═════ Source extract

The more things change, the more they stay the same. In a column just as true today as it was at the time of its writing, this reprint from the February 1998 issue of Game Developer magazine by game designer J.C. Herz blasts the industry conservatism and the retreading of familiar ideas.

Like most people who write about digital entertainment, I get a blizzard of press releases every month from game developers. The releases usually go something like this:

First, there is is an exclamatory headline, in ALL CAPS and punctuated by lots of exclamation marks, announcing that this product is the Next Big Thing. The release proceeds with a couple of paragraphs about how the game is a breakthrough in its genre and loads of turbo-charged prose about the technology: game engine, pixel count, graphic virtuosity, and so on, and so on. And this is supposed to get me really excited about the game. But more often, it reminds me of that scene in Big, where Tom Hanks, playing a kid trapped inside an adult's body, looks at the prototype of a really complicated, expensive toy and says, "I don't get it. What's fun about that?"

══════════
═════ Data

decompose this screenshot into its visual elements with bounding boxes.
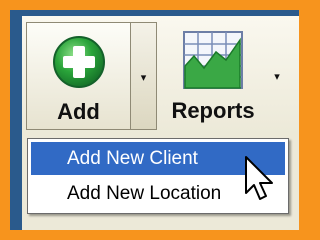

══════════
═════ Data

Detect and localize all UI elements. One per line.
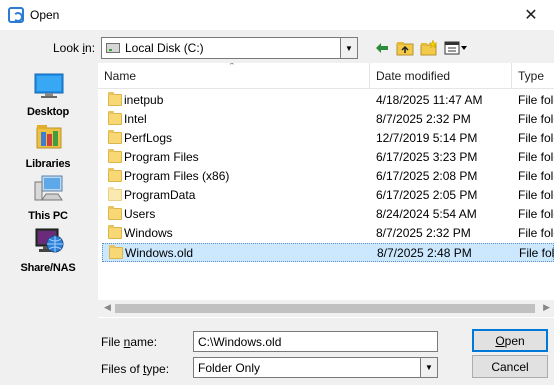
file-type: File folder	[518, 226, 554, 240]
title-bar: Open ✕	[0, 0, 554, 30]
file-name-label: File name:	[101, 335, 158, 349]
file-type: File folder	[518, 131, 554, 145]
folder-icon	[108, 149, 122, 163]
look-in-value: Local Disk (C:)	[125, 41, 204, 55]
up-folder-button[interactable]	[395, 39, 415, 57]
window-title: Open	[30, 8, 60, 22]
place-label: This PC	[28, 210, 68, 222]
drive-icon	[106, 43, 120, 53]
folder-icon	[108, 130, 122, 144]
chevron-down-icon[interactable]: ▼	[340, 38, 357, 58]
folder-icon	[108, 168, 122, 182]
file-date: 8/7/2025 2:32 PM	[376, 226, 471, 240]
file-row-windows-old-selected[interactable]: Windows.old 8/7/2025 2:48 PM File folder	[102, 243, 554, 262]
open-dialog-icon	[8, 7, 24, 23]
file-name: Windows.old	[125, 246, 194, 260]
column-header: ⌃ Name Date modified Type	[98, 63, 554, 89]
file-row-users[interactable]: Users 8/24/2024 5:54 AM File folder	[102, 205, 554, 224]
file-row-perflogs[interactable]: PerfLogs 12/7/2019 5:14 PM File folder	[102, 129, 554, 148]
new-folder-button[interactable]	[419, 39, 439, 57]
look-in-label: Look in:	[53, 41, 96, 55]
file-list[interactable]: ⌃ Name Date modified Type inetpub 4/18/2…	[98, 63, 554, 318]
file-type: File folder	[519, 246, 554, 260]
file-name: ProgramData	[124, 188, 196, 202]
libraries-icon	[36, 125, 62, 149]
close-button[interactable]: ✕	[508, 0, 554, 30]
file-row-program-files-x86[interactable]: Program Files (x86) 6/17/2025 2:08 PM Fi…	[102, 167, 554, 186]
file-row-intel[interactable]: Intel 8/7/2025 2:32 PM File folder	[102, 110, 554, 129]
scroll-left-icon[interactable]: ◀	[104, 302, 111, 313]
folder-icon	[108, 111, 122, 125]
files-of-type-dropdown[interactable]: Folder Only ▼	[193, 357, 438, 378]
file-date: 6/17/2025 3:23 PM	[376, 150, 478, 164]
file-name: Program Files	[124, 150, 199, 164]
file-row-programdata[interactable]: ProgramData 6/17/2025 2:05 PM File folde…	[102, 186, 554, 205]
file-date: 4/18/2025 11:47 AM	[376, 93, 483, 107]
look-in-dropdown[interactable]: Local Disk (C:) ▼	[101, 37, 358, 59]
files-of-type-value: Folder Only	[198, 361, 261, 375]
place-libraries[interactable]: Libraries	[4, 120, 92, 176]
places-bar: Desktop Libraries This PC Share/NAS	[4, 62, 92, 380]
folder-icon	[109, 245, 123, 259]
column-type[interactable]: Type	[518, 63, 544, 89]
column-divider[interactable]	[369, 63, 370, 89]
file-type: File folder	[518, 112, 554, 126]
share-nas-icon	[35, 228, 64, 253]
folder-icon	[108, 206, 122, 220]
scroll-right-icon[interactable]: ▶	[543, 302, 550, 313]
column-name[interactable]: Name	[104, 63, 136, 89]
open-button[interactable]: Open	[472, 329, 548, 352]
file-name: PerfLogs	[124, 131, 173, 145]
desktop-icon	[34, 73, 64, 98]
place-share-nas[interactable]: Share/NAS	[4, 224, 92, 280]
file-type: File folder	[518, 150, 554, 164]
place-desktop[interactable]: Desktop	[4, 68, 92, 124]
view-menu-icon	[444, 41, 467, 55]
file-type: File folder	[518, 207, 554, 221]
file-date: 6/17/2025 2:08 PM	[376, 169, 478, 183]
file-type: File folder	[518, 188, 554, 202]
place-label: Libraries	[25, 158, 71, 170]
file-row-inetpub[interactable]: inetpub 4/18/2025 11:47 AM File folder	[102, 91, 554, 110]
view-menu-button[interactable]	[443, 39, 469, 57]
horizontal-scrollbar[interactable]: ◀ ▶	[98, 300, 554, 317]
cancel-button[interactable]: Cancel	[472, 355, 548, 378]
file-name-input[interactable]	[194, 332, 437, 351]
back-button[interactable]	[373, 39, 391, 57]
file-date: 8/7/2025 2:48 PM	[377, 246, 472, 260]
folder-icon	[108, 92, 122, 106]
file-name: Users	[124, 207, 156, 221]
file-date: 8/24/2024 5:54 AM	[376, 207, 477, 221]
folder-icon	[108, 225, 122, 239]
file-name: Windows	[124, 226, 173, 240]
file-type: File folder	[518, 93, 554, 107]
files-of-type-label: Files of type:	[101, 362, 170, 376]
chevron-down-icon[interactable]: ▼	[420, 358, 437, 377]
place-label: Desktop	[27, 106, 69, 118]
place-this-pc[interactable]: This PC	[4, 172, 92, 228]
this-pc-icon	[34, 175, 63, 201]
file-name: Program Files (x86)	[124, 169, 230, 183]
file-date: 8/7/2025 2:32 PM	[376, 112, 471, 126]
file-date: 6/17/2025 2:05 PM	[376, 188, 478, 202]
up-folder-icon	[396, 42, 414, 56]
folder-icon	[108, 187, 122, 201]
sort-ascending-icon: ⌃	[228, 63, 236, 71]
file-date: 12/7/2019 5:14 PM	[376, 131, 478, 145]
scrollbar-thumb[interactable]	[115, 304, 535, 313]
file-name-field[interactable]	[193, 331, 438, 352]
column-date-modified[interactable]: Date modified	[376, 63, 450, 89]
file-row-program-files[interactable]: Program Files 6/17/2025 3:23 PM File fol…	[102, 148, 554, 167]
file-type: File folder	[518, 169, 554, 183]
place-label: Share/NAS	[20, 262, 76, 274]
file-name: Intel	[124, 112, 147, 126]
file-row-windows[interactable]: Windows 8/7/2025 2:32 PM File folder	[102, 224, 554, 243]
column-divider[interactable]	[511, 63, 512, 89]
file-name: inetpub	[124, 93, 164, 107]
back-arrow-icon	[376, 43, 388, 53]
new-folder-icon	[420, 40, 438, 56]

══════════

Required actions:
a - From the records, list the stretch from the line containing "Detect and localize" through the line containing "302, 111, 313]" as a numbered list, with blank lines and pictures left out.
b - Continue the column on game press releases from its last sentence.

Results:
a -
1. Detect and localize all UI elements. One per line.
2. file-type: File folder	[518, 226, 554, 240]
3. title-bar: Open ✕	[0, 0, 554, 30]
4. file-name-label: File name:	[101, 335, 158, 349]
5. file-type: File folder	[518, 131, 554, 145]
6. folder-icon	[108, 149, 122, 163]
7. look-in-value: Local Disk (C:)	[125, 41, 204, 55]
8. up-folder-button[interactable]	[395, 39, 415, 57]
9. window-title: Open	[30, 8, 60, 22]
10. place-label: This PC	[28, 210, 68, 222]
11. drive-icon	[106, 43, 120, 53]
12. folder-icon	[108, 130, 122, 144]
13. chevron-down-icon[interactable]: ▼	[340, 38, 357, 58]
14. folder-icon	[108, 168, 122, 182]
15. file-date: 8/7/2025 2:32 PM	[376, 226, 471, 240]
16. file-row-windows-old-selected[interactable]: Windows.old 8/7/2025 2:48 PM File folder	[102, 243, 554, 262]
17. open-dialog-icon	[8, 7, 24, 23]
18. file-name: Windows.old	[125, 246, 194, 260]
19. column-header: ⌃ Name Date modified Type	[98, 63, 554, 89]
20. file-row-users[interactable]: Users 8/24/2024 5:54 AM File folder	[102, 205, 554, 224]
21. file-row-perflogs[interactable]: PerfLogs 12/7/2019 5:14 PM File folder	[102, 129, 554, 148]
22. new-folder-button[interactable]	[419, 39, 439, 57]
23. look-in-label: Look in:	[53, 41, 96, 55]
24. file-list[interactable]: ⌃ Name Date modified Type inetpub 4/18/2…	[98, 63, 554, 318]
25. file-type: File folder	[519, 246, 554, 260]
26. file-name: ProgramData	[124, 188, 196, 202]
27. libraries-icon	[36, 125, 62, 149]
28. close-button[interactable]: ✕	[508, 0, 554, 30]
29. file-row-program-files-x86[interactable]: Program Files (x86) 6/17/2025 2:08 PM Fi…	[102, 167, 554, 186]
30. file-row-intel[interactable]: Intel 8/7/2025 2:32 PM File folder	[102, 110, 554, 129]
31. scroll-left-icon[interactable]: ◀	[104, 302, 111, 313]

b -
I mean, sure, everyone likes pretty graphics. But at the end of the day, if it's just another Doom clone, who cares? You can pack more pixels onto the screen, but if there's nothing original in the game play, if the game harbors no independent spirit or innovative design, there's nothing to brag about. It seems as though the authoring tools are getting more and more powerful, and designers are getting more and more lazy. Anyone can talk about advances in modeling, voxels, antialiasing, and all the rest of it. But do those technical statistics make a game any more fun? Have we made any serious breakthroughs in game play since the arcade salad days of the 1980s? Have we made any quantum leaps, fun-wise? Is Postal any more thrilling than Robotron? I think not. It's just better looking.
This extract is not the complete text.